** start DATASET RECORDS **
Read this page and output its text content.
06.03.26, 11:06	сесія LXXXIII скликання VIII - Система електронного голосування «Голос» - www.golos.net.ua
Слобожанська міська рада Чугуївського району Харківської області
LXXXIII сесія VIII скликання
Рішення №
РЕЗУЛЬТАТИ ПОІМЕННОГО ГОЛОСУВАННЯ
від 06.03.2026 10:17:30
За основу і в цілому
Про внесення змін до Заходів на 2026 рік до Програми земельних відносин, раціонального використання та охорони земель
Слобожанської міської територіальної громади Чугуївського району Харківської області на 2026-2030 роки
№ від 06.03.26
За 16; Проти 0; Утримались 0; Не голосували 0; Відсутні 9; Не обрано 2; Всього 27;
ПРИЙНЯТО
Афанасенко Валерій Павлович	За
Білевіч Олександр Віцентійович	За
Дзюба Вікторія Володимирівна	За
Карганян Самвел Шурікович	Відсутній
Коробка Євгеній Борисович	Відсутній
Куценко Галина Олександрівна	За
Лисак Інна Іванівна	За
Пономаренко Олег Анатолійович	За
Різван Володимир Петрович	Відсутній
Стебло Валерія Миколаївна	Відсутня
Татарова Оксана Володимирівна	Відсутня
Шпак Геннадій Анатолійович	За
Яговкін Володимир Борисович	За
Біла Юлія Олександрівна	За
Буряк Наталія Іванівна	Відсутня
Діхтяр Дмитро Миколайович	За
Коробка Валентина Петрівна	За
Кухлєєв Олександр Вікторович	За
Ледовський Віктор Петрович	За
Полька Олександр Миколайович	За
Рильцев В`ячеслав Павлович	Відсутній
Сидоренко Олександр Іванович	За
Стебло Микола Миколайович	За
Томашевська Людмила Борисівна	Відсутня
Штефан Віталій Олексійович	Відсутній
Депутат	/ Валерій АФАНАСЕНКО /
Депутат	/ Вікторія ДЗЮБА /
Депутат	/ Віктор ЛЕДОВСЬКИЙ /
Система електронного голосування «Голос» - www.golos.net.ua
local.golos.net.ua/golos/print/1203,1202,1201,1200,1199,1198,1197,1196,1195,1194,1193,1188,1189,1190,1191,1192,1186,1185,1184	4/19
** end DATASET RECORDS **
• **EXERCISE GOAL**: Could you quote the material above in full, exactly as it stands?

• **RESULT BELOW**:
Read this page and output its text content.
06.03.26, 11:06	сесія LXXXIII скликання VIII - Система електронного голосування «Голос» - www.golos.net.ua
Слобожанська міська рада Чугуївського району Харківської області
LXXXIII сесія VIII скликання
Рішення №
РЕЗУЛЬТАТИ ПОІМЕННОГО ГОЛОСУВАННЯ
від 06.03.2026 10:17:30
За основу і в цілому
Про внесення змін до Заходів на 2026 рік до Програми земельних відносин, раціонального використання та охорони земель
Слобожанської міської територіальної громади Чугуївського району Харківської області на 2026-2030 роки
№ від 06.03.26
За 16; Проти 0; Утримались 0; Не голосували 0; Відсутні 9; Не обрано 2; Всього 27;
ПРИЙНЯТО
Афанасенко Валерій Павлович	За
Білевіч Олександр Віцентійович	За
Дзюба Вікторія Володимирівна	За
Карганян Самвел Шурікович	Відсутній
Коробка Євгеній Борисович	Відсутній
Куценко Галина Олександрівна	За
Лисак Інна Іванівна	За
Пономаренко Олег Анатолійович	За
Різван Володимир Петрович	Відсутній
Стебло Валерія Миколаївна	Відсутня
Татарова Оксана Володимирівна	Відсутня
Шпак Геннадій Анатолійович	За
Яговкін Володимир Борисович	За
Біла Юлія Олександрівна	За
Буряк Наталія Іванівна	Відсутня
Діхтяр Дмитро Миколайович	За
Коробка Валентина Петрівна	За
Кухлєєв Олександр Вікторович	За
Ледовський Віктор Петрович	За
Полька Олександр Миколайович	За
Рильцев В`ячеслав Павлович	Відсутній
Сидоренко Олександр Іванович	За
Стебло Микола Миколайович	За
Томашевська Людмила Борисівна	Відсутня
Штефан Віталій Олексійович	Відсутній
Депутат	/ Валерій АФАНАСЕНКО /
Депутат	/ Вікторія ДЗЮБА /
Депутат	/ Віктор ЛЕДОВСЬКИЙ /
Система електронного голосування «Голос» - www.golos.net.ua
local.golos.net.ua/golos/print/1203,1202,1201,1200,1199,1198,1197,1196,1195,1194,1193,1188,1189,1190,1191,1192,1186,1185,1184	4/19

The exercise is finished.